**To do**
Starting at the line containing "y-tick-label: 14000 xyxy=(31,101,72,116)" and ending after the line containing "List UI elements", rewrite only those lines of the material with "Data Point" swapped for "Sample Index" and nothing else altered.

**Data in this exercise**

———

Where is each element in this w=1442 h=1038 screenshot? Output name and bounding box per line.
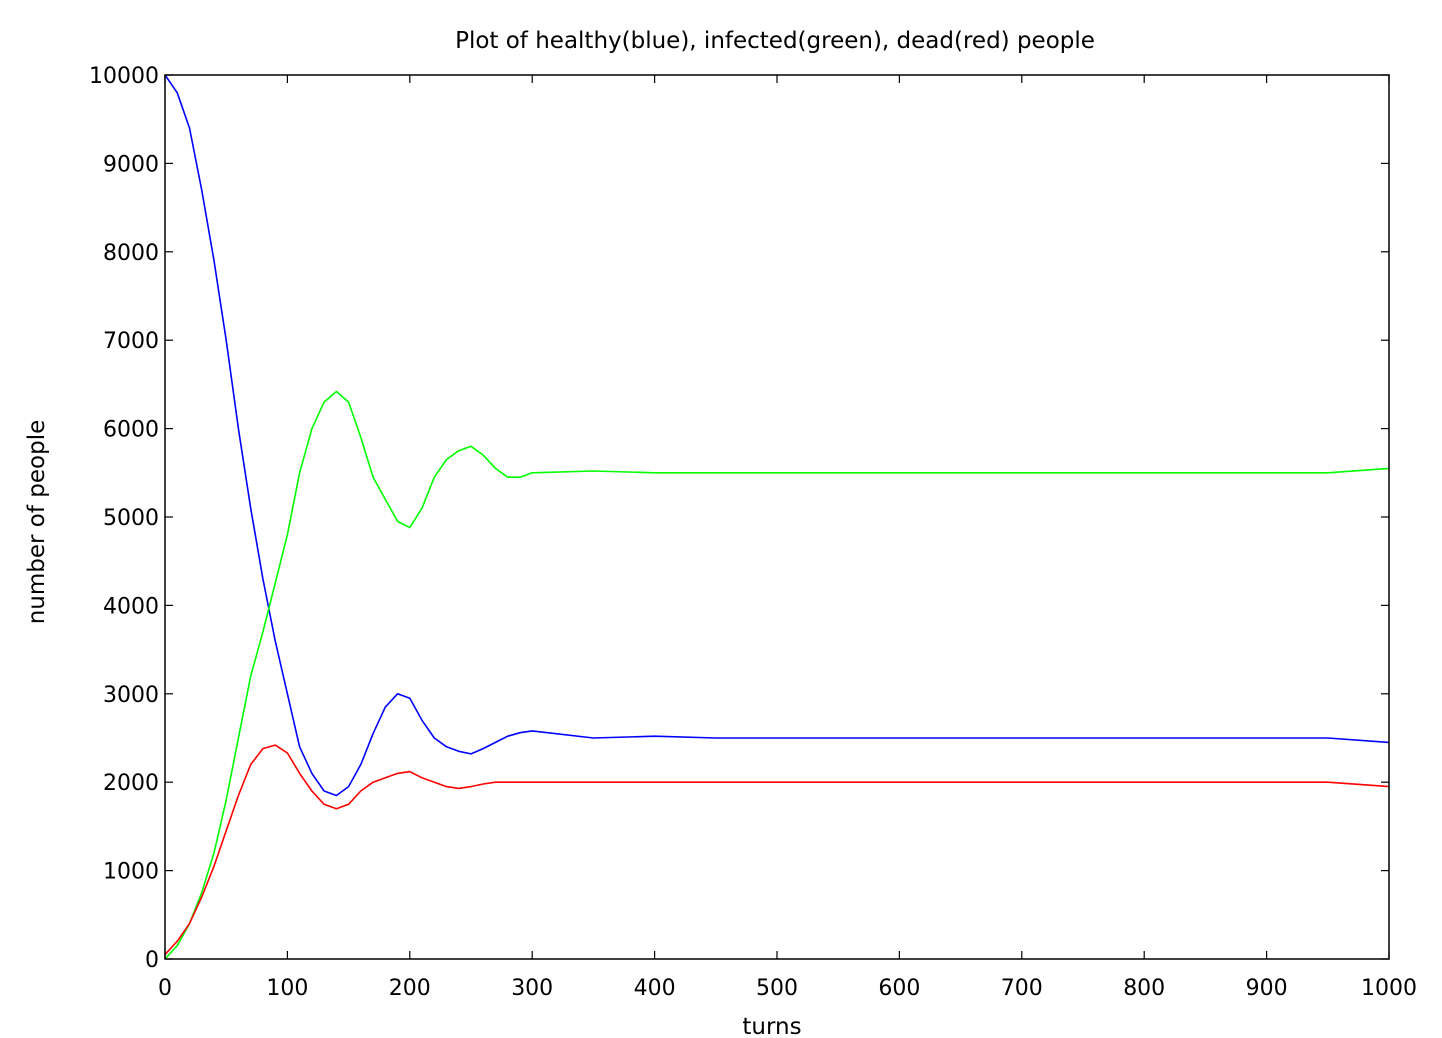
x-tick-label: 100 (266, 976, 308, 1001)
y-tick-label: 4000 (103, 594, 159, 619)
ticks-layer: 0 100 200 300 400 500 600 700 800 900 100001000200… (89, 64, 1417, 1001)
y-tick-label: 5000 (103, 506, 159, 531)
series-line-2 (164, 744, 1390, 956)
x-tick-label: 300 (511, 976, 553, 1001)
y-tick-label: 9000 (103, 152, 159, 177)
y-tick-label: 6000 (103, 418, 159, 443)
y-tick-label: 2000 (103, 771, 159, 796)
x-tick-label: 1000 (1361, 976, 1417, 1001)
plot-frame (164, 74, 1390, 960)
x-tick-label: 600 (878, 976, 920, 1001)
x-tick-label: 900 (1246, 976, 1288, 1001)
y-tick-label: 0 (145, 948, 159, 973)
y-tick-label: 1000 (103, 860, 159, 885)
series-line-1 (164, 390, 1390, 960)
x-tick-label: 0 (158, 976, 172, 1001)
y-axis-label: number of people (24, 420, 50, 625)
x-tick-label: 700 (1001, 976, 1043, 1001)
x-tick-label: 800 (1123, 976, 1165, 1001)
y-tick-label: 3000 (103, 683, 159, 708)
x-axis-label: turns (742, 1014, 801, 1038)
y-tick-label: 7000 (103, 329, 159, 354)
y-tick-label: 8000 (103, 241, 159, 266)
x-tick-label: 400 (634, 976, 676, 1001)
x-tick-label: 500 (756, 976, 798, 1001)
x-tick-label: 200 (389, 976, 431, 1001)
chart-title: Plot of healthy(blue), infected(green), … (455, 28, 1095, 54)
y-tick-label: 10000 (89, 64, 159, 89)
series-line-0 (164, 74, 1390, 797)
series-layer (164, 74, 1390, 960)
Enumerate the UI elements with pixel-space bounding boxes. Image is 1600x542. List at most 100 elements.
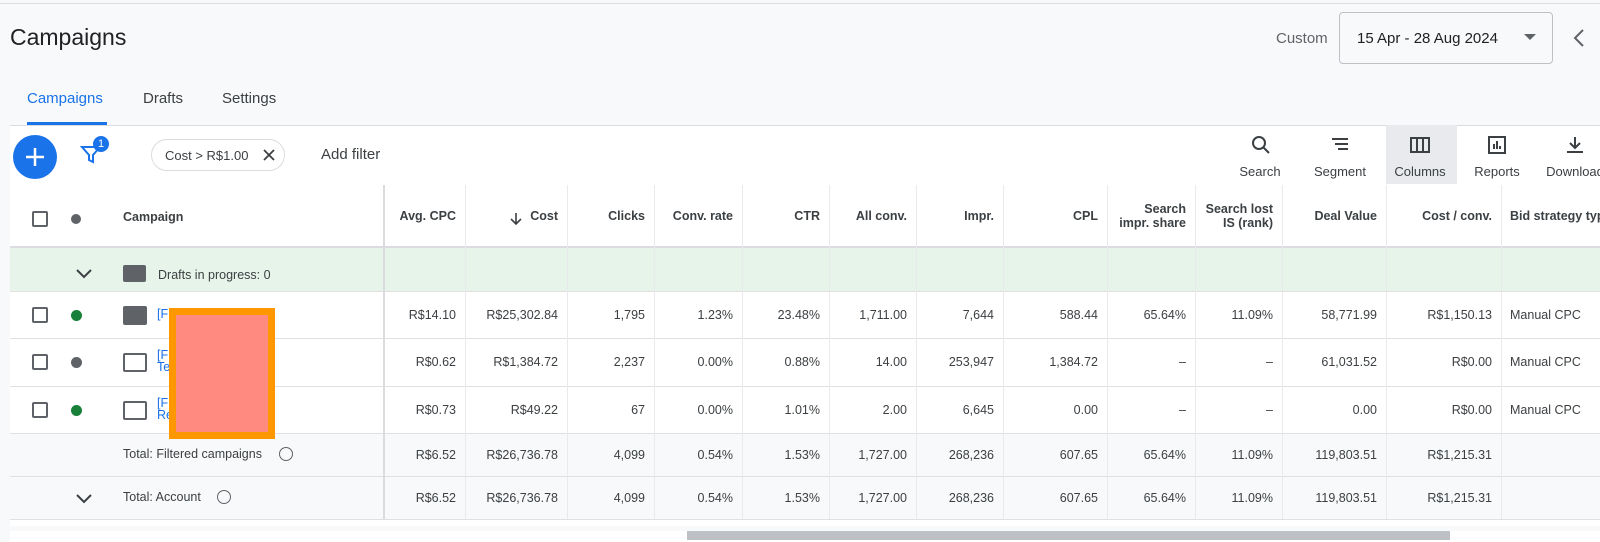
action-label[interactable]: Reports xyxy=(1474,164,1520,179)
metric-cell: 1.01% xyxy=(784,402,820,417)
column-header: CTR xyxy=(794,209,820,223)
metric-cell: – xyxy=(1179,355,1186,369)
col-divider xyxy=(1003,185,1004,519)
total-cell: 1,727.00 xyxy=(858,447,907,462)
column-header: Conv. rate xyxy=(672,209,733,223)
metric-cell: 1,384.72 xyxy=(1049,355,1098,369)
metric-cell: 2,237 xyxy=(613,355,645,369)
campaign-name[interactable]: Re xyxy=(157,407,173,422)
total-cell: R$6.52 xyxy=(415,447,456,462)
total-cell: 1.53% xyxy=(784,447,820,462)
add-button[interactable] xyxy=(13,135,57,179)
campaign-type-icon xyxy=(123,353,147,372)
metric-cell: 6,645 xyxy=(962,402,994,417)
expand-chevron[interactable] xyxy=(75,268,93,280)
metric-cell: R$0.73 xyxy=(415,402,456,417)
action-label[interactable]: Columns xyxy=(1394,164,1446,179)
row-line xyxy=(10,338,1600,339)
metric-cell: R$0.00 xyxy=(1451,355,1492,369)
checkbox[interactable] xyxy=(32,211,48,227)
help-icon xyxy=(217,489,231,504)
filter-chip[interactable]: Cost > R$1.00 xyxy=(151,139,285,171)
status-enabled xyxy=(71,404,82,416)
metric-cell: 61,031.52 xyxy=(1321,355,1377,369)
tab-indicator xyxy=(27,122,107,125)
metric-cell: 0.00% xyxy=(697,355,733,369)
metric-cell: 0.88% xyxy=(784,355,820,369)
checkbox[interactable] xyxy=(32,306,48,323)
metric-cell: 0.00% xyxy=(697,402,733,417)
tab[interactable]: Campaigns xyxy=(27,90,103,107)
metric-cell: 65.64% xyxy=(1143,307,1186,322)
expand-chevron[interactable] xyxy=(75,493,93,505)
add-filter[interactable]: Add filter xyxy=(321,146,381,163)
filter-badge: 1 xyxy=(93,136,109,152)
checkbox[interactable] xyxy=(32,401,48,418)
metric-cell: 7,644 xyxy=(962,307,994,322)
campaign-name[interactable]: [F xyxy=(157,348,169,362)
total-cell: 0.54% xyxy=(697,447,733,462)
total-cell: 1,727.00 xyxy=(858,490,907,505)
action-label[interactable]: Search xyxy=(1239,164,1281,179)
total-cell: 119,803.51 xyxy=(1315,490,1377,505)
metric-cell: Manual CPC xyxy=(1510,355,1581,369)
dropdown-icon xyxy=(1524,34,1536,40)
metric-cell: R$1,150.13 xyxy=(1427,307,1492,322)
checkbox[interactable] xyxy=(32,354,48,370)
row-line xyxy=(10,433,1600,434)
col-divider xyxy=(1386,185,1387,519)
action-icon xyxy=(1567,137,1583,153)
col-divider xyxy=(383,185,385,519)
col-divider xyxy=(1501,185,1502,519)
campaign-name[interactable]: Te xyxy=(157,360,171,374)
total-cell: 4,099 xyxy=(613,490,645,505)
plus-icon xyxy=(26,148,44,166)
range-label: Custom xyxy=(1276,30,1328,47)
action-icon xyxy=(1332,138,1348,150)
folder-icon xyxy=(123,265,146,282)
row-line xyxy=(10,519,1600,520)
col-divider xyxy=(742,185,743,519)
column-header: Deal Value xyxy=(1314,209,1377,223)
scroll-thumb[interactable] xyxy=(687,531,1450,540)
tab[interactable]: Drafts xyxy=(143,90,184,107)
metric-cell: 2.00 xyxy=(882,402,907,417)
metric-cell: R$0.00 xyxy=(1451,402,1492,417)
total-cell: 268,236 xyxy=(948,447,994,462)
col-divider xyxy=(567,185,568,519)
col-divider xyxy=(1195,185,1196,519)
tab[interactable]: Settings xyxy=(222,90,277,107)
campaign-name[interactable]: [F xyxy=(157,306,169,321)
col-divider xyxy=(916,185,917,519)
campaign-name[interactable]: [F xyxy=(157,395,169,410)
metric-cell: 1.23% xyxy=(697,307,733,322)
date-range: 15 Apr - 28 Aug 2024 xyxy=(1357,30,1498,47)
metric-cell: 0.00 xyxy=(1352,402,1377,417)
row-line xyxy=(10,476,1600,477)
metric-cell: 23.48% xyxy=(777,307,820,322)
column-header: All conv. xyxy=(855,209,907,223)
metric-cell: R$14.10 xyxy=(408,307,456,322)
total-label: Total: Filtered campaigns xyxy=(123,446,262,461)
date-picker[interactable]: 15 Apr - 28 Aug 2024 xyxy=(1339,12,1553,64)
column-header: Search lost IS (rank) xyxy=(1205,202,1273,230)
total-label: Total: Account xyxy=(123,489,201,504)
total-cell: 607.65 xyxy=(1059,490,1098,505)
action-label[interactable]: Download xyxy=(1546,164,1600,179)
drafts-label: Drafts in progress: 0 xyxy=(158,268,271,282)
filter-chip-text: Cost > R$1.00 xyxy=(165,148,249,163)
metric-cell: R$49.22 xyxy=(510,402,558,417)
header-line xyxy=(10,246,1600,248)
collapse-icon[interactable] xyxy=(1572,28,1586,48)
remove-filter[interactable] xyxy=(262,148,276,162)
campaign-type-icon xyxy=(123,400,147,420)
top-rule xyxy=(0,3,1600,4)
action-label[interactable]: Segment xyxy=(1313,164,1367,179)
col-divider xyxy=(465,185,466,519)
status-enabled xyxy=(71,309,82,321)
action-icon xyxy=(1488,136,1506,154)
drafts-row-bg xyxy=(10,247,1600,291)
total-cell: 11.09% xyxy=(1231,447,1273,462)
total-cell: R$26,736.78 xyxy=(486,490,558,505)
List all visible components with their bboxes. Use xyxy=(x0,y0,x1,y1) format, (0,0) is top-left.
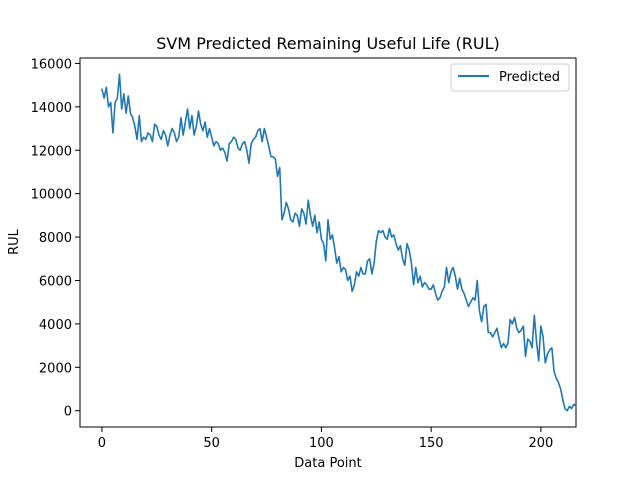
y-tick-label: 14000 xyxy=(31,101,72,116)
y-tick-label: 2000 xyxy=(39,361,72,376)
x-tick-label: 200 xyxy=(528,436,553,451)
y-tick-label: 4000 xyxy=(39,318,72,333)
y-tick-label: 16000 xyxy=(31,57,72,72)
y-tick-label: 12000 xyxy=(31,144,72,159)
x-axis: 0 50 100 150 200 xyxy=(98,427,553,451)
chart-title: SVM Predicted Remaining Useful Life (RUL… xyxy=(156,34,500,53)
y-tick-label: 10000 xyxy=(31,188,72,203)
y-axis-label: RUL xyxy=(7,228,22,255)
y-tick-label: 8000 xyxy=(39,231,72,246)
legend-label-predicted: Predicted xyxy=(499,70,560,85)
legend-frame xyxy=(450,63,570,92)
x-tick-label: 50 xyxy=(203,436,220,451)
x-tick-label: 100 xyxy=(309,436,334,451)
y-tick-label: 0 xyxy=(64,405,72,420)
legend: Predicted xyxy=(450,63,570,92)
x-tick-label: 0 xyxy=(98,436,106,451)
series-layer xyxy=(100,73,578,412)
plot-area xyxy=(79,57,577,428)
x-axis-label: Data Point xyxy=(294,456,361,471)
y-axis: 0 2000 4000 6000 8000 10000 12000 14000 16000 xyxy=(31,57,80,420)
x-tick-label: 150 xyxy=(419,436,444,451)
y-tick-label: 6000 xyxy=(39,274,72,289)
series-line-predicted xyxy=(100,73,578,412)
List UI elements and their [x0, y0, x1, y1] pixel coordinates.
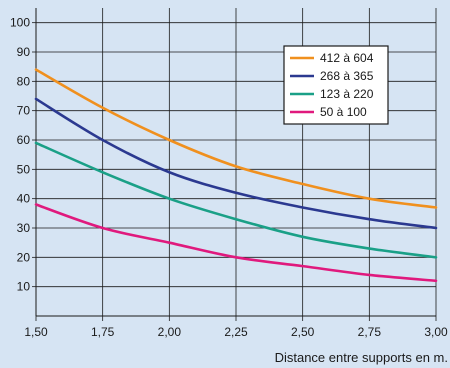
series-lines	[34, 68, 438, 283]
y-tick-label: 80	[17, 74, 31, 88]
series-line-268-365	[34, 97, 438, 230]
x-tick-label: 2,75	[358, 325, 382, 339]
x-tick-label: 1,50	[24, 325, 48, 339]
y-tick-label: 90	[17, 45, 31, 59]
y-tick-label: 30	[17, 221, 31, 235]
x-axis-label: Distance entre supports en m.	[275, 350, 448, 365]
x-tick-label: 2,50	[291, 325, 315, 339]
series-line-123-220	[34, 141, 438, 259]
y-tick-label: 50	[17, 162, 31, 176]
legend-label: 268 à 365	[320, 69, 374, 83]
x-tick-label: 2,25	[224, 325, 248, 339]
y-tick-label: 20	[17, 250, 31, 264]
legend-label: 412 à 604	[320, 51, 374, 65]
axes	[32, 8, 437, 321]
x-tick-label: 2,00	[158, 325, 182, 339]
x-tick-label: 1,75	[91, 325, 115, 339]
y-tick-label: 40	[17, 192, 31, 206]
y-tick-label: 60	[17, 133, 31, 147]
y-tick-label: 70	[17, 104, 31, 118]
series-line-412-604	[34, 68, 438, 209]
y-tick-label: 100	[10, 16, 30, 30]
legend-label: 50 à 100	[320, 105, 367, 119]
y-tick-label: 10	[17, 280, 31, 294]
legend-label: 123 à 220	[320, 87, 374, 101]
legend: 412 à 604 268 à 365 123 à 220 50 à 100	[283, 45, 389, 125]
series-line-50-100	[34, 203, 438, 283]
tick-labels: 10 20 30 40 50 60 70 80 90 100 1,50 1,75 2,00 2,25 2,5…	[10, 16, 448, 339]
x-tick-label: 3,00	[424, 325, 448, 339]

———

**Solved problem**
y-tick-label: 14000 xyxy=(31,101,72,116)
y-tick-label: 2000 xyxy=(39,361,72,376)
x-tick-label: 200 xyxy=(528,436,553,451)
y-tick-label: 4000 xyxy=(39,318,72,333)
y-tick-label: 16000 xyxy=(31,57,72,72)
y-tick-label: 12000 xyxy=(31,144,72,159)
x-axis: 0 50 100 150 200 xyxy=(98,427,553,451)
chart-title: SVM Predicted Remaining Useful Life (RUL… xyxy=(156,34,500,53)
y-tick-label: 10000 xyxy=(31,188,72,203)
y-axis-label: RUL xyxy=(7,228,22,255)
y-tick-label: 8000 xyxy=(39,231,72,246)
legend-label-predicted: Predicted xyxy=(499,70,560,85)
legend-frame xyxy=(450,63,570,92)
x-tick-label: 50 xyxy=(203,436,220,451)
x-tick-label: 100 xyxy=(309,436,334,451)
y-tick-label: 0 xyxy=(64,405,72,420)
legend: Predicted xyxy=(450,63,570,92)
x-tick-label: 0 xyxy=(98,436,106,451)
series-layer xyxy=(100,73,578,412)
plot-area xyxy=(79,57,577,428)
x-axis-label: Sample Index xyxy=(294,456,361,471)
y-axis: 0 2000 4000 6000 8000 10000 12000 14000 16000 xyxy=(31,57,80,420)
x-tick-label: 150 xyxy=(419,436,444,451)
y-tick-label: 6000 xyxy=(39,274,72,289)
series-line-predicted xyxy=(100,73,578,412)
List UI elements and their [x0, y0, x1, y1] pixel coordinates.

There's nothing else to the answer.